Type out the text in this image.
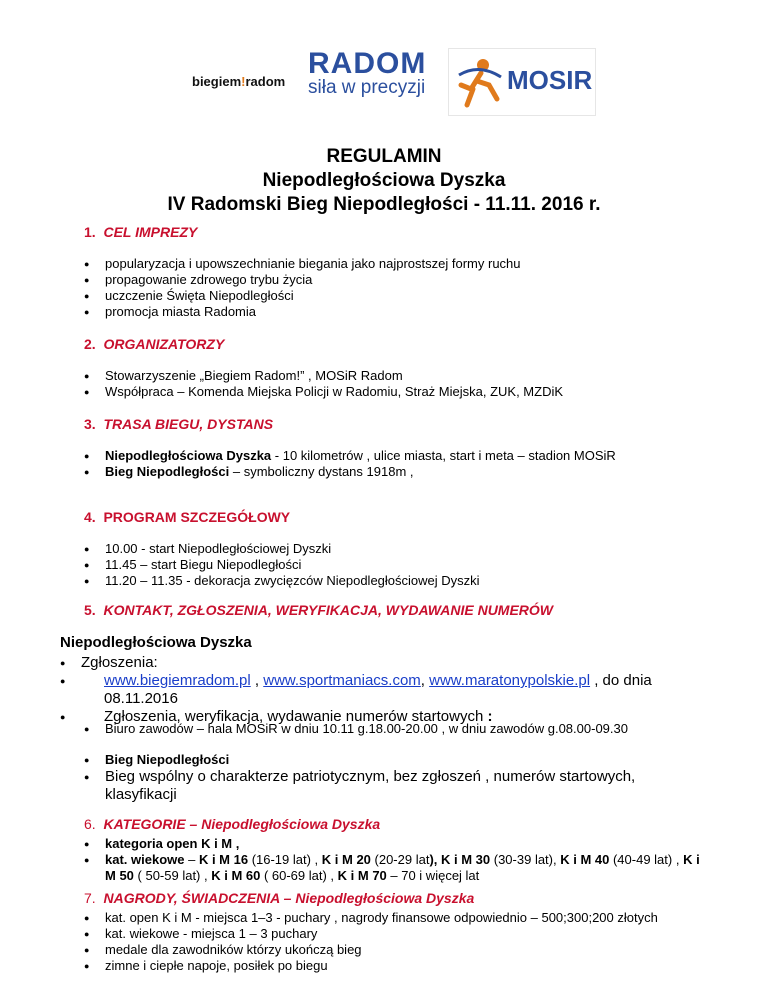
biegiem!radom
RADOM
siła w precyzji	MOSIR
REGULAMIN
Niepodległościowa Dyszka
IV Radomski Bieg Niepodległości - 11.11. 2016 r.
1. CEL IMPREZY
● popularyzacja i upowszechnianie biegania jako najprostszej formy ruchu
● propagowanie zdrowego trybu życia
● uczczenie Święta Niepodległości
● promocja miasta Radomia
2. ORGANIZATORZY
● Stowarzyszenie „Biegiem Radom!” , MOSiR Radom
● Współpraca – Komenda Miejska Policji w Radomiu, Straż Miejska, ZUK, MZDiK
3. TRASA BIEGU, DYSTANS
● Niepodległościowa Dyszka - 10 kilometrów , ulice miasta, start i meta – stadion MOSiR
● Bieg Niepodległości – symboliczny dystans 1918m ,
4. PROGRAM SZCZEGÓŁOWY
● 10.00 - start Niepodległościowej Dyszki
● 11.45 – start Biegu Niepodległości
● 11.20 – 11.35 - dekoracja zwycięzców Niepodległościowej Dyszki
5. KONTAKT, ZGŁOSZENIA, WERYFIKACJA, WYDAWANIE NUMERÓW
Niepodległościowa Dyszka
● Zgłoszenia:
● www.biegiemradom.pl , www.sportmaniacs.com, www.maratonypolskie.pl , do dnia 08.11.2016
● Zgłoszenia, weryfikacja, wydawanie numerów startowych :
● Biuro zawodów – hala MOSiR w dniu 10.11 g.18.00-20.00 , w dniu zawodów g.08.00-09.30
● Bieg Niepodległości
● Bieg wspólny o charakterze patriotycznym, bez zgłoszeń , numerów startowych, klasyfikacji
6. KATEGORIE – Niepodległościowa Dyszka
● kategoria open K i M ,
● kat. wiekowe – K i M 16 (16-19 lat) , K i M 20 (20-29 lat), K i M 30 (30-39 lat), K i M 40 (40-49 lat) , K i M 50 ( 50-59 lat) , K i M 60 ( 60-69 lat) , K i M 70 – 70 i więcej lat
7. NAGRODY, ŚWIADCZENIA – Niepodległościowa Dyszka
● kat. open K i M - miejsca 1–3 - puchary , nagrody finansowe odpowiednio – 500;300;200 złotych
● kat. wiekowe - miejsca 1 – 3 puchary
● medale dla zawodników którzy ukończą bieg
● zimne i ciepłe napoje, posiłek po biegu
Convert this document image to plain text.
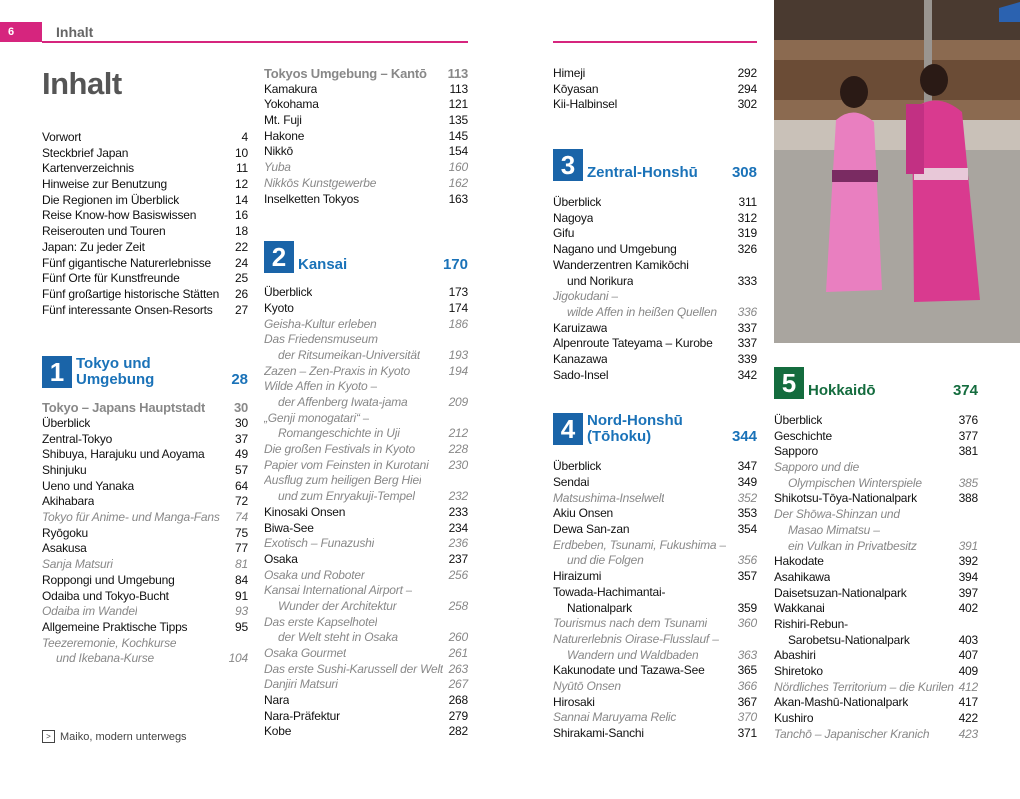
6	Inhalt
Inhalt
Vorwort	4
Steckbrief Japan	10
Kartenverzeichnis	11
Hinweise zur Benutzung	12
Die Regionen im Überblick	14
Reise Know-how Basiswissen	16
Reiserouten und Touren	18
Japan: Zu jeder Zeit	22
Fünf gigantische Naturerlebnisse 24
Fünf Orte für Kunstfreunde	25
Fünf großartige historische Stätten 26
Fünf interessante Onsen-Resorts 27
1 Tokyo und Umgebung	28
Tokyo – Japans Hauptstadt 30
Überblick	30
Zentral-Tokyo	37
Shibuya, Harajuku und Aoyama	49
Shinjuku	57
Ueno und Yanaka	64
Akihabara	72
Tokyo für Anime- und Manga-Fans 74
Ryōgoku	75
Asakusa	77
Sanja Matsuri	81
Roppongi und Umgebung	84
Odaiba und Tokyo-Bucht	91
Odaiba im Wandel	93
Allgemeine Praktische Tipps	95
Teezeremonie, Kochkurse
und Ikebana-Kurse	104
Tokyos Umgebung – Kantō 113
Kamakura	113
Yokohama	121
Mt. Fuji	135
Hakone	145
Nikkō	154
Yuba	160
Nikkōs Kunstgewerbe	162
Inselketten Tokyos	163
2 Kansai	170
Überblick	173
Kyoto	174
Geisha-Kultur erleben	186
Das Friedensmuseum
der Ritsumeikan-Universität 193
Zazen – Zen-Praxis in Kyoto	194
Wilde Affen in Kyoto –
der Affenberg Iwata-jama	209
„Genji monogatari“ –
Romangeschichte in Uji	212
Die großen Festivals in Kyoto	228
Papier vom Feinsten in Kurotani 230
Ausflug zum heiligen Berg Hiei
und zum Enryakuji-Tempel	232
Kinosaki Onsen	233
Biwa-See	234
Exotisch – Funazushi	236
Osaka	237
Osaka und Roboter	256
Kansai International Airport –
Wunder der Architektur	258
Das erste Kapselhotel
der Welt steht in Osaka	260
Osaka Gourmet	261
Das erste Sushi-Karussell der Welt 263
Danjiri Matsuri	267
Nara	268
Nara-Präfektur	279
Kobe	282
Himeji	292
Kōyasan	294
Kii-Halbinsel	302
3 Zentral-Honshū	308
Überblick	311
Nagoya	312
Gifu	319
Nagano und Umgebung	326
Wanderzentren Kamikōchi
und Norikura	333
Jigokudani –
wilde Affen in heißen Quellen 336
Karuizawa	337
Alpenroute Tateyama – Kurobe 337
Kanazawa	339
Sado-Insel	342
4 Nord-Honshū
(Tōhoku)	344
Überblick	347
Sendai	349
Matsushima-Inselwelt	352
Akiu Onsen	353
Dewa San-zan	354
Erdbeben, Tsunami, Fukushima –
und die Folgen	356
Hiraizumi	357
Towada-Hachimantai-
Nationalpark	359
Tourismus nach dem Tsunami	360
Naturerlebnis Oirase-Flusslauf –
Wandern und Waldbaden	363
Kakunodate und Tazawa-See	365
Nyūtō Onsen	366
Hirosaki	367
Sannai Maruyama Relic	370
Shirakami-Sanchi	371
5 Hokkaidō	374
Überblick	376
Geschichte	377
Sapporo	381
Sapporo und die
Olympischen Winterspiele	385
Shikotsu-Tōya-Nationalpark	388
Der Shōwa-Shinzan und
Masao Mimatsu –
ein Vulkan in Privatbesitz	391
Hakodate	392
Asahikawa	394
Daisetsuzan-Nationalpark	397
Wakkanai	402
Rishiri-Rebun-
Sarobetsu-Nationalpark	403
Abashiri	407
Shiretoko	409
Nördliches Territorium – die Kurilen 412
Akan-Mashū-Nationalpark	417
Kushiro	422
Tanchō – Japanischer Kranich 423
> Maiko, modern unterwegs
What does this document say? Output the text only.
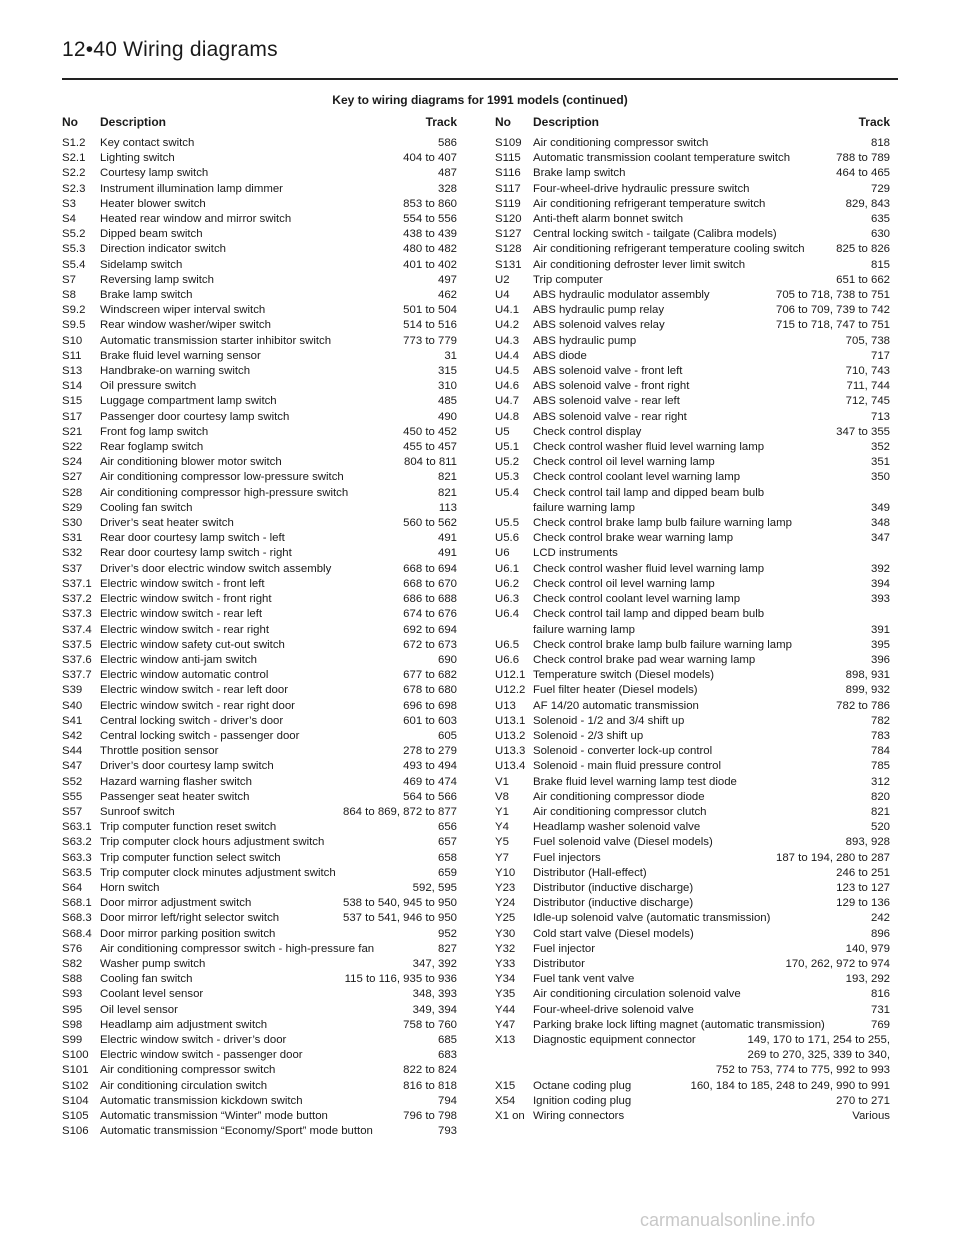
12•40 Wiring diagrams
Key to wiring diagrams for 1991 models (continued)
No	Description	Track
S1.2	Key contact switch	586
S2.1	Lighting switch	404 to 407
S2.2	Courtesy lamp switch	487
S2.3	Instrument illumination lamp dimmer	328
S3	Heater blower switch	853 to 860
S4	Heated rear window and mirror switch	554 to 556
S5.2	Dipped beam switch	438 to 439
S5.3	Direction indicator switch	480 to 482
S5.4	Sidelamp switch	401 to 402
S7	Reversing lamp switch	497
S8	Brake lamp switch	462
S9.2	Windscreen wiper interval switch	501 to 504
S9.5	Rear window washer/wiper switch	514 to 516
S10	Automatic transmission starter inhibitor switch	773 to 779
S11	Brake fluid level warning sensor	31
S13	Handbrake-on warning switch	315
S14	Oil pressure switch	310
S15	Luggage compartment lamp switch	485
S17	Passenger door courtesy lamp switch	490
S21	Front fog lamp switch	450 to 452
S22	Rear foglamp switch	455 to 457
S24	Air conditioning blower motor switch	804 to 811
S27	Air conditioning compressor low-pressure switch	821
S28	Air conditioning compressor high-pressure switch	821
S29	Cooling fan switch	113
S30	Driver’s seat heater switch	560 to 562
S31	Rear door courtesy lamp switch - left	491
S32	Rear door courtesy lamp switch - right	491
S37	Driver’s door electric window switch assembly	668 to 694
S37.1 Electric window switch - front left	668 to 670
S37.2 Electric window switch - front right	686 to 688
S37.3 Electric window switch - rear left	674 to 676
S37.4 Electric window switch - rear right	692 to 694
S37.5 Electric window safety cut-out switch	672 to 673
S37.6 Electric window anti-jam switch	690
S37.7 Electric window automatic control	677 to 682
S39	Electric window switch - rear left door	678 to 680
S40	Electric window switch - rear right door	696 to 698
S41	Central locking switch - driver’s door	601 to 603
S42	Central locking switch - passenger door	605
S44	Throttle position sensor	278 to 279
S47	Driver’s door courtesy lamp switch	493 to 494
S52	Hazard warning flasher switch	469 to 474
S55	Passenger seat heater switch	564 to 566
S57	Sunroof switch	864 to 869, 872 to 877
S63.1 Trip computer function reset switch	656
S63.2 Trip computer clock hours adjustment switch	657
S63.3 Trip computer function select switch	658
S63.5 Trip computer clock minutes adjustment switch	659
S64	Horn switch	592, 595
S68.1 Door mirror adjustment switch	538 to 540, 945 to 950
S68.3 Door mirror left/right selector switch	537 to 541, 946 to 950
S68.4 Door mirror parking position switch	952
S76	Air conditioning compressor switch - high-pressure fan	827
S82	Washer pump switch	347, 392
S88	Cooling fan switch	115 to 116, 935 to 936
S93	Coolant level sensor	348, 393
S95	Oil level sensor	349, 394
S98	Headlamp aim adjustment switch	758 to 760
S99	Electric window switch - driver’s door	685
S100 Electric window switch - passenger door	683
S101 Air conditioning compressor switch	822 to 824
S102 Air conditioning circulation switch	816 to 818
S104 Automatic transmission kickdown switch	794
S105 Automatic transmission “Winter” mode button	796 to 798
S106 Automatic transmission “Economy/Sport” mode button	793
No	Description	Track
S109 Air conditioning compressor switch	818
S115	Automatic transmission coolant temperature switch	788 to 789
S116	Brake lamp switch	464 to 465
S117	Four-wheel-drive hydraulic pressure switch	729
S119	Air conditioning refrigerant temperature switch	829, 843
S120 Anti-theft alarm bonnet switch	635
S127 Central locking switch - tailgate (Calibra models)	630
S128 Air conditioning refrigerant temperature cooling switch	825 to 826
S131 Air conditioning defroster lever limit switch	815
U2	Trip computer	651 to 662
U4	ABS hydraulic modulator assembly	705 to 718, 738 to 751
U4.1	ABS hydraulic pump relay	706 to 709, 739 to 742
U4.2	ABS solenoid valves relay	715 to 718, 747 to 751
U4.3	ABS hydraulic pump	705, 738
U4.4	ABS diode	717
U4.5	ABS solenoid valve - front left	710, 743
U4.6	ABS solenoid valve - front right	711, 744
U4.7	ABS solenoid valve - rear left	712, 745
U4.8	ABS solenoid valve - rear right	713
U5	Check control display	347 to 355
U5.1	Check control washer fluid level warning lamp	352
U5.2	Check control oil level warning lamp	351
U5.3	Check control coolant level warning lamp	350
U5.4	Check control tail lamp and dipped beam bulb
failure warning lamp	349
U5.5	Check control brake lamp bulb failure warning lamp	348
U5.6	Check control brake wear warning lamp	347
U6	LCD instruments
U6.1	Check control washer fluid level warning lamp	392
U6.2	Check control oil level warning lamp	394
U6.3	Check control coolant level warning lamp	393
U6.4	Check control tail lamp and dipped beam bulb
failure warning lamp	391
U6.5	Check control brake lamp bulb failure warning lamp	395
U6.6	Check control brake pad wear warning lamp	396
U12.1 Temperature switch (Diesel models)	898, 931
U12.2 Fuel filter heater (Diesel models)	899, 932
U13	AF 14/20 automatic transmission	782 to 786
U13.1 Solenoid - 1/2 and 3/4 shift up	782
U13.2 Solenoid - 2/3 shift up	783
U13.3 Solenoid - converter lock-up control	784
U13.4 Solenoid - main fluid pressure control	785
V1	Brake fluid level warning lamp test diode	312
V8	Air conditioning compressor diode	820
Y1	Air conditioning compressor clutch	821
Y4	Headlamp washer solenoid valve	520
Y5	Fuel solenoid valve (Diesel models)	893, 928
Y7	Fuel injectors	187 to 194, 280 to 287
Y10	Distributor (Hall-effect)	246 to 251
Y23	Distributor (inductive discharge)	123 to 127
Y24	Distributor (inductive discharge)	129 to 136
Y25	Idle-up solenoid valve (automatic transmission)	242
Y30	Cold start valve (Diesel models)	896
Y32	Fuel injector	140, 979
Y33	Distributor	170, 262, 972 to 974
Y34	Fuel tank vent valve	193, 292
Y35	Air conditioning circulation solenoid valve	816
Y44	Four-wheel-drive solenoid valve	731
Y47	Parking brake lock lifting magnet (automatic transmission)	769
X13	Diagnostic equipment connector	149, 170 to 171, 254 to 255,
269 to 270, 325, 339 to 340,
752 to 753, 774 to 775, 992 to 993
X15	Octane coding plug	160, 184 to 185, 248 to 249, 990 to 991
X54	Ignition coding plug	270 to 271
X1 on Wiring connectors	Various
carmanualsonline.info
□ □ □
Give the number of lines above that hold the word "Dyszka", and nothing more.

5